**Written exercise:** Write the material out again, line by line, exactly as it is.

>> Start Provided records

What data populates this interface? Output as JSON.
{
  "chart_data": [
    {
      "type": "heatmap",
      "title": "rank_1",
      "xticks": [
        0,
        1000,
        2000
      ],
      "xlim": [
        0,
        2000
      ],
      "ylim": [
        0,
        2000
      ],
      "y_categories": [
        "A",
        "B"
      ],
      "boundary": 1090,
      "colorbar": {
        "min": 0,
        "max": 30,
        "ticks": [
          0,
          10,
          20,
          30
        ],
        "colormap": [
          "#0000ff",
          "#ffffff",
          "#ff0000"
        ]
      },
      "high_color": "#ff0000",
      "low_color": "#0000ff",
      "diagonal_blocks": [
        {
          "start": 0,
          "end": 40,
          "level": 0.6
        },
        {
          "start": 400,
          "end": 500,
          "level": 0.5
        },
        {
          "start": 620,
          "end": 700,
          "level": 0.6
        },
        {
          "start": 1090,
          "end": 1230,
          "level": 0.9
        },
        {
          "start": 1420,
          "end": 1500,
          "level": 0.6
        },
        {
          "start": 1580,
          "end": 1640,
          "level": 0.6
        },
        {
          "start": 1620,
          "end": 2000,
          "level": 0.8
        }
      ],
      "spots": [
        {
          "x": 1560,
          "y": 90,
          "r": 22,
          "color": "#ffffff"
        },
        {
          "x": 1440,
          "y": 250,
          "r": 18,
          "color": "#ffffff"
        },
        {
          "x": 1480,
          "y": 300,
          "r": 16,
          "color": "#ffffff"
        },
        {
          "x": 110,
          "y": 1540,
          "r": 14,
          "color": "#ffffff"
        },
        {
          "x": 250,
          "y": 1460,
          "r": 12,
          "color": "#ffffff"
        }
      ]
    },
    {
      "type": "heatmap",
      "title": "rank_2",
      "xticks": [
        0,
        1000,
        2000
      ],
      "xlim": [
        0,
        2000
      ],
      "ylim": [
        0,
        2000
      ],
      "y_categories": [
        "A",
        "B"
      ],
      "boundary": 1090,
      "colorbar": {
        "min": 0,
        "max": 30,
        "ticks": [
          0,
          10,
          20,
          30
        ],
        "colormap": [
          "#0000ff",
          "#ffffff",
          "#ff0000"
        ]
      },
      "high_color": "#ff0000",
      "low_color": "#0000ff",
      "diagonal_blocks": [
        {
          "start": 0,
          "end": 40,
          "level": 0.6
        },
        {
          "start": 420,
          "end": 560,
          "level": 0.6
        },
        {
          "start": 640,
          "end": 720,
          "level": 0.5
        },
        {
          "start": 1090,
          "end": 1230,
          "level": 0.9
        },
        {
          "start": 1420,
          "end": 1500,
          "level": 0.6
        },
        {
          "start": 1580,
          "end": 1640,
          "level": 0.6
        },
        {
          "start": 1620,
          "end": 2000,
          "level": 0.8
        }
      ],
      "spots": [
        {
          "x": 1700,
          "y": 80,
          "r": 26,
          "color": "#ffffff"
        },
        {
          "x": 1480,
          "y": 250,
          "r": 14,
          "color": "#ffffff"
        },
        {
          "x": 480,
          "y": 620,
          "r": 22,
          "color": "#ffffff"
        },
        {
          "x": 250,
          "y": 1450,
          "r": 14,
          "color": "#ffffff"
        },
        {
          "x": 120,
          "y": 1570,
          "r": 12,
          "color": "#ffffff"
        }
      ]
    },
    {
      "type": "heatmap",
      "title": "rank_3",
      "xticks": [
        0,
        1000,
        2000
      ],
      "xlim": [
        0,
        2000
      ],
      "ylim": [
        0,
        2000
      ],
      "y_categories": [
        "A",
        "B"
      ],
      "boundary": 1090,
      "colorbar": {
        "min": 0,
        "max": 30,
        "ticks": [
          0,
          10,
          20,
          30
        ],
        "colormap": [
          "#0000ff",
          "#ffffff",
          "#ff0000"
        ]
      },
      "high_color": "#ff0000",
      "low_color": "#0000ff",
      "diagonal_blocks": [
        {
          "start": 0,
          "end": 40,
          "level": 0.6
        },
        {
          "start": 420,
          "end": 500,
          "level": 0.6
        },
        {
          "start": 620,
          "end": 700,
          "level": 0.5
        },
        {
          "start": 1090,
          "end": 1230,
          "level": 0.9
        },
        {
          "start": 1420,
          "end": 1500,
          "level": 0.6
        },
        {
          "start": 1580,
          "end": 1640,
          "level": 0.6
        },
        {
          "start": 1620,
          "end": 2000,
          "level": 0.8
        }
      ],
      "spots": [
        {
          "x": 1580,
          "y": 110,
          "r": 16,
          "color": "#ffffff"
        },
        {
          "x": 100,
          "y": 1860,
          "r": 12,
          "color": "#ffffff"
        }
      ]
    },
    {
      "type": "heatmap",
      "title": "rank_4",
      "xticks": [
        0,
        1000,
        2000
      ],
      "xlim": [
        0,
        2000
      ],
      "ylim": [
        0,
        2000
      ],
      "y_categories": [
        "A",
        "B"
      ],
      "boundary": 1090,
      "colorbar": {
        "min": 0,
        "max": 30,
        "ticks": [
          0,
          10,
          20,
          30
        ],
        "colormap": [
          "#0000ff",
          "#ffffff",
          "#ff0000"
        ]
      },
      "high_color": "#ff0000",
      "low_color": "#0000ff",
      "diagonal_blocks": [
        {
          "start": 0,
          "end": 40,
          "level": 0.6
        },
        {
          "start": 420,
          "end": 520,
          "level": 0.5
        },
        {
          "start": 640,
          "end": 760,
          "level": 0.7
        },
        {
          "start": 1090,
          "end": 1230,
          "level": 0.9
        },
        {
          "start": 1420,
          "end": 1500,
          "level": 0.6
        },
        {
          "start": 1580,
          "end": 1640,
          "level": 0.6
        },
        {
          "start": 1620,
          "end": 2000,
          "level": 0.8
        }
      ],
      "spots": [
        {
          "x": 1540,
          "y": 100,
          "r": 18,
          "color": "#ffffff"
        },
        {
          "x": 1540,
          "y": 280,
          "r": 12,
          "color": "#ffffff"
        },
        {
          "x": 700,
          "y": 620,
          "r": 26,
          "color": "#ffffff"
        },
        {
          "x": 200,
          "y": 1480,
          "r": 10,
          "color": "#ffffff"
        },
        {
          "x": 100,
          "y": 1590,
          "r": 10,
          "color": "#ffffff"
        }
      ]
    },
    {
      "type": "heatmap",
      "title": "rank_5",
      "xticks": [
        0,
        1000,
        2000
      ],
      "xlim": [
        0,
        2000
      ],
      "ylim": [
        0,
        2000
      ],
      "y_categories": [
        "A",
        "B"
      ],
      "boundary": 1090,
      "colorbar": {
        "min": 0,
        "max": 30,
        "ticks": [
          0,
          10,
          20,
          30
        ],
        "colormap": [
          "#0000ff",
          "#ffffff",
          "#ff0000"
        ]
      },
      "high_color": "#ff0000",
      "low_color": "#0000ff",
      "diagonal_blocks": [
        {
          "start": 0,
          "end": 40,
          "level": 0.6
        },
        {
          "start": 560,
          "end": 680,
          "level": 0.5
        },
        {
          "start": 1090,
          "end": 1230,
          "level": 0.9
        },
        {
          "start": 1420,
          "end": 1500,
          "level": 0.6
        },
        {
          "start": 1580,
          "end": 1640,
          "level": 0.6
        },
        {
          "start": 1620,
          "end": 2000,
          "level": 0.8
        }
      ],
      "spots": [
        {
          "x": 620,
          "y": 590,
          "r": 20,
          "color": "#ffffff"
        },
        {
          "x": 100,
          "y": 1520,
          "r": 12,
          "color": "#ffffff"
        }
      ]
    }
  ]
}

>> End Provided records

**Output:**
What data populates this interface? Output as JSON.
{
  "chart_data": [
    {
      "type": "heatmap",
      "title": "rank_1",
      "xticks": [
        0,
        1000,
        2000
      ],
      "xlim": [
        0,
        2000
      ],
      "ylim": [
        0,
        2000
      ],
      "y_categories": [
        "A",
        "B"
      ],
      "boundary": 1090,
      "colorbar": {
        "min": 0,
        "max": 30,
        "ticks": [
          0,
          10,
          20,
          30
        ],
        "colormap": [
          "#0000ff",
          "#ffffff",
          "#ff0000"
        ]
      },
      "high_color": "#ff0000",
      "low_color": "#0000ff",
      "diagonal_blocks": [
        {
          "start": 0,
          "end": 40,
          "level": 0.6
        },
        {
          "start": 400,
          "end": 500,
          "level": 0.5
        },
        {
          "start": 620,
          "end": 700,
          "level": 0.6
        },
        {
          "start": 1090,
          "end": 1230,
          "level": 0.9
        },
        {
          "start": 1420,
          "end": 1500,
          "level": 0.6
        },
        {
          "start": 1580,
          "end": 1640,
          "level": 0.6
        },
        {
          "start": 1620,
          "end": 2000,
          "level": 0.8
        }
      ],
      "spots": [
        {
          "x": 1560,
          "y": 90,
          "r": 22,
          "color": "#ffffff"
        },
        {
          "x": 1440,
          "y": 250,
          "r": 18,
          "color": "#ffffff"
        },
        {
          "x": 1480,
          "y": 300,
          "r": 16,
          "color": "#ffffff"
        },
        {
          "x": 110,
          "y": 1540,
          "r": 14,
          "color": "#ffffff"
        },
        {
          "x": 250,
          "y": 1460,
          "r": 12,
          "color": "#ffffff"
        }
      ]
    },
    {
      "type": "heatmap",
      "title": "rank_2",
      "xticks": [
        0,
        1000,
        2000
      ],
      "xlim": [
        0,
        2000
      ],
      "ylim": [
        0,
        2000
      ],
      "y_categories": [
        "A",
        "B"
      ],
      "boundary": 1090,
      "colorbar": {
        "min": 0,
        "max": 30,
        "ticks": [
          0,
          10,
          20,
          30
        ],
        "colormap": [
          "#0000ff",
          "#ffffff",
          "#ff0000"
        ]
      },
      "high_color": "#ff0000",
      "low_color": "#0000ff",
      "diagonal_blocks": [
        {
          "start": 0,
          "end": 40,
          "level": 0.6
        },
        {
          "start": 420,
          "end": 560,
          "level": 0.6
        },
        {
          "start": 640,
          "end": 720,
          "level": 0.5
        },
        {
          "start": 1090,
          "end": 1230,
          "level": 0.9
        },
        {
          "start": 1420,
          "end": 1500,
          "level": 0.6
        },
        {
          "start": 1580,
          "end": 1640,
          "level": 0.6
        },
        {
          "start": 1620,
          "end": 2000,
          "level": 0.8
        }
      ],
      "spots": [
        {
          "x": 1700,
          "y": 80,
          "r": 26,
          "color": "#ffffff"
        },
        {
          "x": 1480,
          "y": 250,
          "r": 14,
          "color": "#ffffff"
        },
        {
          "x": 480,
          "y": 620,
          "r": 22,
          "color": "#ffffff"
        },
        {
          "x": 250,
          "y": 1450,
          "r": 14,
          "color": "#ffffff"
        },
        {
          "x": 120,
          "y": 1570,
          "r": 12,
          "color": "#ffffff"
        }
      ]
    },
    {
      "type": "heatmap",
      "title": "rank_3",
      "xticks": [
        0,
        1000,
        2000
      ],
      "xlim": [
        0,
        2000
      ],
      "ylim": [
        0,
        2000
      ],
      "y_categories": [
        "A",
        "B"
      ],
      "boundary": 1090,
      "colorbar": {
        "min": 0,
        "max": 30,
        "ticks": [
          0,
          10,
          20,
          30
        ],
        "colormap": [
          "#0000ff",
          "#ffffff",
          "#ff0000"
        ]
      },
      "high_color": "#ff0000",
      "low_color": "#0000ff",
      "diagonal_blocks": [
        {
          "start": 0,
          "end": 40,
          "level": 0.6
        },
        {
          "start": 420,
          "end": 500,
          "level": 0.6
        },
        {
          "start": 620,
          "end": 700,
          "level": 0.5
        },
        {
          "start": 1090,
          "end": 1230,
          "level": 0.9
        },
        {
          "start": 1420,
          "end": 1500,
          "level": 0.6
        },
        {
          "start": 1580,
          "end": 1640,
          "level": 0.6
        },
        {
          "start": 1620,
          "end": 2000,
          "level": 0.8
        }
      ],
      "spots": [
        {
          "x": 1580,
          "y": 110,
          "r": 16,
          "color": "#ffffff"
        },
        {
          "x": 100,
          "y": 1860,
          "r": 12,
          "color": "#ffffff"
        }
      ]
    },
    {
      "type": "heatmap",
      "title": "rank_4",
      "xticks": [
        0,
        1000,
        2000
      ],
      "xlim": [
        0,
        2000
      ],
      "ylim": [
        0,
        2000
      ],
      "y_categories": [
        "A",
        "B"
      ],
      "boundary": 1090,
      "colorbar": {
        "min": 0,
        "max": 30,
        "ticks": [
          0,
          10,
          20,
          30
        ],
        "colormap": [
          "#0000ff",
          "#ffffff",
          "#ff0000"
        ]
      },
      "high_color": "#ff0000",
      "low_color": "#0000ff",
      "diagonal_blocks": [
        {
          "start": 0,
          "end": 40,
          "level": 0.6
        },
        {
          "start": 420,
          "end": 520,
          "level": 0.5
        },
        {
          "start": 640,
          "end": 760,
          "level": 0.7
        },
        {
          "start": 1090,
          "end": 1230,
          "level": 0.9
        },
        {
          "start": 1420,
          "end": 1500,
          "level": 0.6
        },
        {
          "start": 1580,
          "end": 1640,
          "level": 0.6
        },
        {
          "start": 1620,
          "end": 2000,
          "level": 0.8
        }
      ],
      "spots": [
        {
          "x": 1540,
          "y": 100,
          "r": 18,
          "color": "#ffffff"
        },
        {
          "x": 1540,
          "y": 280,
          "r": 12,
          "color": "#ffffff"
        },
        {
          "x": 700,
          "y": 620,
          "r": 26,
          "color": "#ffffff"
        },
        {
          "x": 200,
          "y": 1480,
          "r": 10,
          "color": "#ffffff"
        },
        {
          "x": 100,
          "y": 1590,
          "r": 10,
          "color": "#ffffff"
        }
      ]
    },
    {
      "type": "heatmap",
      "title": "rank_5",
      "xticks": [
        0,
        1000,
        2000
      ],
      "xlim": [
        0,
        2000
      ],
      "ylim": [
        0,
        2000
      ],
      "y_categories": [
        "A",
        "B"
      ],
      "boundary": 1090,
      "colorbar": {
        "min": 0,
        "max": 30,
        "ticks": [
          0,
          10,
          20,
          30
        ],
        "colormap": [
          "#0000ff",
          "#ffffff",
          "#ff0000"
        ]
      },
      "high_color": "#ff0000",
      "low_color": "#0000ff",
      "diagonal_blocks": [
        {
          "start": 0,
          "end": 40,
          "level": 0.6
        },
        {
          "start": 560,
          "end": 680,
          "level": 0.5
        },
        {
          "start": 1090,
          "end": 1230,
          "level": 0.9
        },
        {
          "start": 1420,
          "end": 1500,
          "level": 0.6
        },
        {
          "start": 1580,
          "end": 1640,
          "level": 0.6
        },
        {
          "start": 1620,
          "end": 2000,
          "level": 0.8
        }
      ],
      "spots": [
        {
          "x": 620,
          "y": 590,
          "r": 20,
          "color": "#ffffff"
        },
        {
          "x": 100,
          "y": 1520,
          "r": 12,
          "color": "#ffffff"
        }
      ]
    }
  ]
}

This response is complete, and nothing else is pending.